**Problem requirements**:
Extract the complete listing and output it unchanged.

**Provided data**:
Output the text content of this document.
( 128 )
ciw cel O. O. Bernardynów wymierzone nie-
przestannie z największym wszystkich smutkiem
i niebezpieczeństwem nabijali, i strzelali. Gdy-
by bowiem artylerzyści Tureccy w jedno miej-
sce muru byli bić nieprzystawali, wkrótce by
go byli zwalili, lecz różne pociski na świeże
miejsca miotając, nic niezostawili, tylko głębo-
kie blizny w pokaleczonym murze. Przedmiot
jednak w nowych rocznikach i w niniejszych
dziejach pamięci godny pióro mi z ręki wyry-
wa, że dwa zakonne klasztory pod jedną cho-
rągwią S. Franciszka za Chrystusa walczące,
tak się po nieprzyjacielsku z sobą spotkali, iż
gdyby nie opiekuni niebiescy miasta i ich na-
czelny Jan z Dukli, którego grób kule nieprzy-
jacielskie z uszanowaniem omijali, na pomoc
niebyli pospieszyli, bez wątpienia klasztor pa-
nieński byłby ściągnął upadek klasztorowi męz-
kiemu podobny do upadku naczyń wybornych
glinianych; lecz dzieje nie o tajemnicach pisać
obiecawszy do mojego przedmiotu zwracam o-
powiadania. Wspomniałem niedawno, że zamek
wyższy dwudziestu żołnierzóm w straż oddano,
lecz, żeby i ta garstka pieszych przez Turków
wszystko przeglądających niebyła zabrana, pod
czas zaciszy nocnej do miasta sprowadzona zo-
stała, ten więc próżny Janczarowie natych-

**Final result**:
Output the text content of this document.
( 128 )
ciw cel O. O. Bernardynów wymierzone nie-
przestannie z największym wszystkich smutkiem
i niebezpieczeństwem nabijali, i strzelali. Gdy-
by bowiem artylerzyści Tureccy w jedno miej-
sce muru byli bić nieprzystawali, wkrótce by
go byli zwalili, lecz różne pociski na świeże
miejsca miotając, nic niezostawili, tylko głębo-
kie blizny w pokaleczonym murze. Przedmiot
jednak w nowych rocznikach i w niniejszych
dziejach pamięci godny pióro mi z ręki wyry-
wa, że dwa zakonne klasztory pod jedną cho-
rągwią S. Franciszka za Chrystusa walczące,
tak się po nieprzyjacielsku z sobą spotkali, iż
gdyby nie opiekuni niebiescy miasta i ich na-
czelny Jan z Dukli, którego grób kule nieprzy-
jacielskie z uszanowaniem omijali, na pomoc
niebyli pospieszyli, bez wątpienia klasztor pa-
nieński byłby ściągnął upadek klasztorowi męz-
kiemu podobny do upadku naczyń wybornych
glinianych; lecz dzieje nie o tajemnicach pisać
obiecawszy do mojego przedmiotu zwracam o-
powiadania. Wspomniałem niedawno, że zamek
wyższy dwudziestu żołnierzóm w straż oddano,
lecz, żeby i ta garstka pieszych przez Turków
wszystko przeglądających niebyła zabrana, pod
czas zaciszy nocnej do miasta sprowadzona zo-
stała, ten więc próżny Janczarowie natych-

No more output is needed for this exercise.